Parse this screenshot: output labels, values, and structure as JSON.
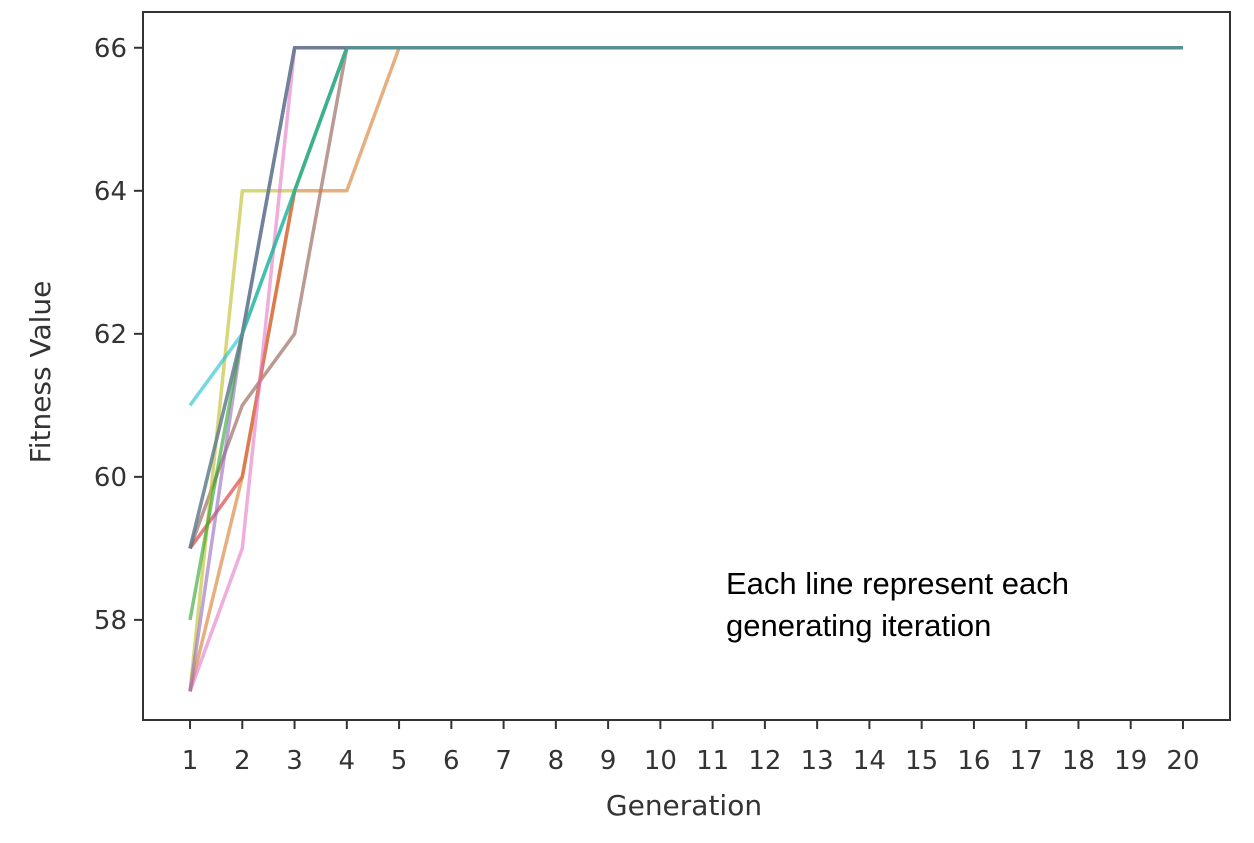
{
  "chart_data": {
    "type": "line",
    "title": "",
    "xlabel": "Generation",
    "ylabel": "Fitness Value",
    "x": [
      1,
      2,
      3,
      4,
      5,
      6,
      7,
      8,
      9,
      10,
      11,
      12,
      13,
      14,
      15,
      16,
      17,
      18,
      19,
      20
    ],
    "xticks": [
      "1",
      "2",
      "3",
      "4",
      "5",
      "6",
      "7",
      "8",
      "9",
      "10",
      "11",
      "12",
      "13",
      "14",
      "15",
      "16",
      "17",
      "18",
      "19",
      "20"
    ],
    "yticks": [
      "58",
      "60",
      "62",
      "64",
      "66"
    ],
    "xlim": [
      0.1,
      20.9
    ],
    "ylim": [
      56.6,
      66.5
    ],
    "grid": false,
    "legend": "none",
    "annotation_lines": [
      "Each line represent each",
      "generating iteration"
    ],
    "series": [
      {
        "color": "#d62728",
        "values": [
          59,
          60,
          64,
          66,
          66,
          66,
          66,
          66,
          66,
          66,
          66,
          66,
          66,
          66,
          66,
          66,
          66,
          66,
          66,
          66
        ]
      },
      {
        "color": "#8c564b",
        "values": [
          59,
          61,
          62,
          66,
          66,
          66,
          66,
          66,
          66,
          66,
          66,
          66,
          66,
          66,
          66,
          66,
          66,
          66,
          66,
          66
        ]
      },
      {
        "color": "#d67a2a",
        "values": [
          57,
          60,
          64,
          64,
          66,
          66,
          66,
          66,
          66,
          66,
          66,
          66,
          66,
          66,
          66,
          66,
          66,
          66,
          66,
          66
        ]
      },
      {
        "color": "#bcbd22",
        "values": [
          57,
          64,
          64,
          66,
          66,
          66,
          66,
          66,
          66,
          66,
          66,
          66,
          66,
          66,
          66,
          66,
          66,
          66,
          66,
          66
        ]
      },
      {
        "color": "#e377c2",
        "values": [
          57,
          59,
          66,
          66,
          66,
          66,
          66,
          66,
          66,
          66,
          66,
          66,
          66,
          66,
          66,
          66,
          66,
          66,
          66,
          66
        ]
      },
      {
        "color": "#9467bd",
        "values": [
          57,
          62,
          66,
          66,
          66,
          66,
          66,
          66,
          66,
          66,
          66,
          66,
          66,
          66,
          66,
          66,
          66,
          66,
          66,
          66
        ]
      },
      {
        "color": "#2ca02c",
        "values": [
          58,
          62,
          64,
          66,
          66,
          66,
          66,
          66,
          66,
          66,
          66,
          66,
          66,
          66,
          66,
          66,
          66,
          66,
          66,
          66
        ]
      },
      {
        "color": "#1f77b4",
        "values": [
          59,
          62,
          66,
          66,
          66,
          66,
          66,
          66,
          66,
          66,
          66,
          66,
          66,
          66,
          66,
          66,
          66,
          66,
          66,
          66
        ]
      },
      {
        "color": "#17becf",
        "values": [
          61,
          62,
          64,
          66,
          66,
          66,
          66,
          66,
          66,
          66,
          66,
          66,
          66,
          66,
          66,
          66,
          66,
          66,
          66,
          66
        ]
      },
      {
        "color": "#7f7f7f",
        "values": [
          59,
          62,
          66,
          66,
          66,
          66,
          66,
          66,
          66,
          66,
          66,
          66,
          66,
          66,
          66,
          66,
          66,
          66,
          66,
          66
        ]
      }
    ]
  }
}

---

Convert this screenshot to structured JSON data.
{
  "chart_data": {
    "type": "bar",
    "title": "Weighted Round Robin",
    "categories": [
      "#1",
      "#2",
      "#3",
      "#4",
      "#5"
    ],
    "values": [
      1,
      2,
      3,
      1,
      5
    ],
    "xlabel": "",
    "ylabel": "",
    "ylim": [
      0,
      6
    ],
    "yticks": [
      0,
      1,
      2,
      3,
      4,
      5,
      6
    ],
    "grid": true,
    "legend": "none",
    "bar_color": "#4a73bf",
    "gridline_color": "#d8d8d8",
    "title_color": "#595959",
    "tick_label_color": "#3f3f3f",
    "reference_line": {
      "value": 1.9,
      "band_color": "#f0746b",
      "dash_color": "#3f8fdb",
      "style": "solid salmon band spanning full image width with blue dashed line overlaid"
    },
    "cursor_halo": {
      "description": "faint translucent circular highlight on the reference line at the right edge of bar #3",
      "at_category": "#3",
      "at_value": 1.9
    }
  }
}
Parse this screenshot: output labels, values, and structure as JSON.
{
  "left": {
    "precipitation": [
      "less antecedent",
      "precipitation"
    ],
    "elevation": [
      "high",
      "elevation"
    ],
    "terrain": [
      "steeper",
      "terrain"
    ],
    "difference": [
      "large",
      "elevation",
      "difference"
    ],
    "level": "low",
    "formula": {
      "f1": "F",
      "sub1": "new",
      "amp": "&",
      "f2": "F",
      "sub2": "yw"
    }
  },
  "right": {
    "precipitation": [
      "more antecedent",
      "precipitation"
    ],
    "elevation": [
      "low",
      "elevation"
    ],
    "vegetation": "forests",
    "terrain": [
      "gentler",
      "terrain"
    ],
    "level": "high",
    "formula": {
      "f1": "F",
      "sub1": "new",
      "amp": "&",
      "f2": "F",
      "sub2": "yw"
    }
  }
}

==

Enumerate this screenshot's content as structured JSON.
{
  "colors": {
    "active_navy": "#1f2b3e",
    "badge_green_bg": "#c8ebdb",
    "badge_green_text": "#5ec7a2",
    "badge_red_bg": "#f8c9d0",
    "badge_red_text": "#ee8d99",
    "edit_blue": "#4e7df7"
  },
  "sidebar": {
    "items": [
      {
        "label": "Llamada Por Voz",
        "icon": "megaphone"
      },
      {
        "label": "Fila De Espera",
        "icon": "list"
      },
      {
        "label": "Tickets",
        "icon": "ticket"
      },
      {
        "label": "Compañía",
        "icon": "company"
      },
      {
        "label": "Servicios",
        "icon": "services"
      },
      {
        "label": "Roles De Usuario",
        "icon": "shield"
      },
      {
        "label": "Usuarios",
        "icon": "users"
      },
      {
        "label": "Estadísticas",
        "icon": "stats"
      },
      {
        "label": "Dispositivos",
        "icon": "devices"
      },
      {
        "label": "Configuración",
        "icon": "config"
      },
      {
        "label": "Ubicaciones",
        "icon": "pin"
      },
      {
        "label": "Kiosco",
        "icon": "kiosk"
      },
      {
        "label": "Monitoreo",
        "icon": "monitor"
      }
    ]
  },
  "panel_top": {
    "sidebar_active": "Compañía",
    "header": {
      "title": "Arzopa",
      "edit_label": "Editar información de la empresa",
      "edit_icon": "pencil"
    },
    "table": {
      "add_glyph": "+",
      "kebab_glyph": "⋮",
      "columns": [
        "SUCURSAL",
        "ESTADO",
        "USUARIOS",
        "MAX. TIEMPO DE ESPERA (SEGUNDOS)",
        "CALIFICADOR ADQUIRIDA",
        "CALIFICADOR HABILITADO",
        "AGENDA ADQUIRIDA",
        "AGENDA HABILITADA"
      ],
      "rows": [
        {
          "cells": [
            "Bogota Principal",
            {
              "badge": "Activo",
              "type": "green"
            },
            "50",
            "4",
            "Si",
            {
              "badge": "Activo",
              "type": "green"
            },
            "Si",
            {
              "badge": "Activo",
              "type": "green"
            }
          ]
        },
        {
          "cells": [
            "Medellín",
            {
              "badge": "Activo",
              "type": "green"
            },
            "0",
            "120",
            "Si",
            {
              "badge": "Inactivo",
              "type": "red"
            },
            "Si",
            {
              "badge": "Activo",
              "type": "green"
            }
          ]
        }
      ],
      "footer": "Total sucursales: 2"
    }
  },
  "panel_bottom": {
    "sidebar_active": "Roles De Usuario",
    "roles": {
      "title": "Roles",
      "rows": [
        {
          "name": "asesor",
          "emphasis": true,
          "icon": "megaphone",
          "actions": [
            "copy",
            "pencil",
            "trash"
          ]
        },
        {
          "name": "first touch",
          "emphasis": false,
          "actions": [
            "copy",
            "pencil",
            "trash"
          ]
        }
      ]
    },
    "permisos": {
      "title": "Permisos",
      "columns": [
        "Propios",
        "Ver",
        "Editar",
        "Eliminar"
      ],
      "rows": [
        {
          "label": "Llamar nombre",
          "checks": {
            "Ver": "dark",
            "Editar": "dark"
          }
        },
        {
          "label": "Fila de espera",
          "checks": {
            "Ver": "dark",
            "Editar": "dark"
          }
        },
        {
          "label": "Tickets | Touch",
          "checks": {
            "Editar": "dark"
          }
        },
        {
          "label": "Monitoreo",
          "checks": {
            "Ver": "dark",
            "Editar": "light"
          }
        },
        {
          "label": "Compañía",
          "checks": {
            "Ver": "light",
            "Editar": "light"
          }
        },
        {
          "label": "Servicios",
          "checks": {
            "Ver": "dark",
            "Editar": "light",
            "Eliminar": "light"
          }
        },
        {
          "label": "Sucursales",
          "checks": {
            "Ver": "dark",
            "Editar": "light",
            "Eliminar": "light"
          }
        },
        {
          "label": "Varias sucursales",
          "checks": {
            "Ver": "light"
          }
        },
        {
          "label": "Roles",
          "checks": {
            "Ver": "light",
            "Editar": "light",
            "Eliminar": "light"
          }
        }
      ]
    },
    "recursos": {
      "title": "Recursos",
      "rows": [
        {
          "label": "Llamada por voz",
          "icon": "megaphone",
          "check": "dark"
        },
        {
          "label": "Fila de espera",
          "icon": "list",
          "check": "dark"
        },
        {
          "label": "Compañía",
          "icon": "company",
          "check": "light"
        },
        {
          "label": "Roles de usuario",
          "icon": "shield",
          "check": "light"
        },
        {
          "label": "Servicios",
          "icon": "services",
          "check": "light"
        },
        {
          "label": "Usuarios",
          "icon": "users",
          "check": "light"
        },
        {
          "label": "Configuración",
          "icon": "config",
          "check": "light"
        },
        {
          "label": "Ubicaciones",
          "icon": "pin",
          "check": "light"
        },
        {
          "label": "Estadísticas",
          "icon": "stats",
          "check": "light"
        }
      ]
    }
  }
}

■ Task brief: Pick each line holding the word "Compañía" out of the listing.

■ Exercise result:
        "label": "Compañía",
    "sidebar_active": "Compañía",
          "label": "Compañía",
          "label": "Compañía",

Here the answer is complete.